__PROBLEM TO WORK ON__. Echo the passage on the pediatric surgical blood-ordering study verbatim, starting with "Guzman et al." and going on through "overall results (28).".

Guzman et al. in 2019, conducted a cross-sectional study among patients under 18 years old at the Children's Medical Center of the Philippines. Major abdominal surgery (intestinal atresia, congenital diaphragmatic hernia repair, Ladd's procedure, intussusception, bowel resection, and adhesiolysis), major thoracic surgery (i.e., Lobectomy, esophageal atresia surgery, mediastinal surgery), and hepatobiliary surgery had a C/T ratio of less than 2.0. After MSBOS calculation, one RBCs unit was suggested for each procedure. Although cardiac surgeries were excluded in this study based on the author’s concept of liberal blood transfusion in this type of surgery, CTR, T%, TI, and MSBOS for major thoracic surgery were determined 1.74, 64.4%, 0.69 , and 1.03 , respectively, which are in alignment with our overall results (28).

__SOURCE MATERIAL__.

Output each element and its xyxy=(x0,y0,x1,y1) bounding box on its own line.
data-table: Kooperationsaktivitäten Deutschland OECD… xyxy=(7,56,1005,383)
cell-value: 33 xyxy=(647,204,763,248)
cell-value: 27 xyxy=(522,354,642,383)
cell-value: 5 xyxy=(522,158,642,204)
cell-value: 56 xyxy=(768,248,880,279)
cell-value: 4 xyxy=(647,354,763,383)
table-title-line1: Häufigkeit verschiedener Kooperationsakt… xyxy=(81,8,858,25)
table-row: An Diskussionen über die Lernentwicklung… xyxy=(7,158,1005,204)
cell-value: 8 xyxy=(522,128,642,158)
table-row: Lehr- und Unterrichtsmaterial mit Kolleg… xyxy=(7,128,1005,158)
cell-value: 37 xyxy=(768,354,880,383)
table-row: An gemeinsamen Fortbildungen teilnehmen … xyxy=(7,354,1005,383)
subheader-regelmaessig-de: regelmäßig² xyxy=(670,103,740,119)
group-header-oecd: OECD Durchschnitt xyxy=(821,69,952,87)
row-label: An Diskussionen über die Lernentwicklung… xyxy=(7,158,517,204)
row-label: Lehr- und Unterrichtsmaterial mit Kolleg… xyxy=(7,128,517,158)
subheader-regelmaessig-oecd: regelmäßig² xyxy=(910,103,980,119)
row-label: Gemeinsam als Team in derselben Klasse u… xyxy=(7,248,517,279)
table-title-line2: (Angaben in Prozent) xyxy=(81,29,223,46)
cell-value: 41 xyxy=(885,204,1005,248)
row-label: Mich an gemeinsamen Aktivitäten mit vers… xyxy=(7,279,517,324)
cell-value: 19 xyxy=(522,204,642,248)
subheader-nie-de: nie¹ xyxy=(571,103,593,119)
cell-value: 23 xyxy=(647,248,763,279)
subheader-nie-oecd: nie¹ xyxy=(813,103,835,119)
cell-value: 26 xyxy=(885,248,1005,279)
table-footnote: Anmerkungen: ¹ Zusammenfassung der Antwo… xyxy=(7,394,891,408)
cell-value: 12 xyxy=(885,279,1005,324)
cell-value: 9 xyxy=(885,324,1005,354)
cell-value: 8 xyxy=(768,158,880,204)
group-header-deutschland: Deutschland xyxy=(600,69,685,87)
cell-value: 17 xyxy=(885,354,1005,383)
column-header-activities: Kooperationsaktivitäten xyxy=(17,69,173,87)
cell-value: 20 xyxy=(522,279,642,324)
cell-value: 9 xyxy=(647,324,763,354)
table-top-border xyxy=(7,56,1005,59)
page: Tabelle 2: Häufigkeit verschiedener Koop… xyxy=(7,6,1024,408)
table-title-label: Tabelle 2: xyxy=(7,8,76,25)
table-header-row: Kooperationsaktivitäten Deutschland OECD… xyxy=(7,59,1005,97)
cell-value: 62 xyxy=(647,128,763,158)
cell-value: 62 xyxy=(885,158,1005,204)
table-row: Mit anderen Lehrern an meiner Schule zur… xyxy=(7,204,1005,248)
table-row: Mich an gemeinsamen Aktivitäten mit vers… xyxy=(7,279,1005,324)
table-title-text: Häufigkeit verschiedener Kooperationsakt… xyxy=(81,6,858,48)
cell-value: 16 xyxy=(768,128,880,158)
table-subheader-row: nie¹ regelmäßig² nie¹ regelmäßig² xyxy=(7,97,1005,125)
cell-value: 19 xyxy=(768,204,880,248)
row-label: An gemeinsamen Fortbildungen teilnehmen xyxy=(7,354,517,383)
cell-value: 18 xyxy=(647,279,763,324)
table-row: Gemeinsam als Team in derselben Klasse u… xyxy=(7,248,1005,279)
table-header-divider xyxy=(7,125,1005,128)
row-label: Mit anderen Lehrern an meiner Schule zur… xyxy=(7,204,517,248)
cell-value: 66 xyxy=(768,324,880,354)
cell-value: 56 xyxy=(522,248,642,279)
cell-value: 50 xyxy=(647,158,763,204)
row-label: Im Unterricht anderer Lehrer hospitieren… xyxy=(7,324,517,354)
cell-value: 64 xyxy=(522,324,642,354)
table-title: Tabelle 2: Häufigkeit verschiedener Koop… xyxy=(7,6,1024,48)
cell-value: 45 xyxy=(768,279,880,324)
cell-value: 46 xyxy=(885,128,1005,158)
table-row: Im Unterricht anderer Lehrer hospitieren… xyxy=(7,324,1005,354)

__WRITTEN REPLY__.
Guzman et al. in 2019, conducted a cross-sectional study among patients under 18 years old at the Children's Medical Center of the Philippines. Major abdominal surgery (intestinal atresia, congenital diaphragmatic hernia repair, Ladd's procedure, intussusception, bowel resection, and adhesiolysis), major thoracic surgery (i.e., Lobectomy, esophageal atresia surgery, mediastinal surgery), and hepatobiliary surgery had a C/T ratio of less than 2.0. After MSBOS calculation, one RBCs unit was suggested for each procedure. Although cardiac surgeries were excluded in this study based on the author’s concept of liberal blood transfusion in this type of surgery, CTR, T%, TI, and MSBOS for major thoracic surgery were determined 1.74, 64.4%, 0.69 , and 1.03 , respectively, which are in alignment with our overall results (28).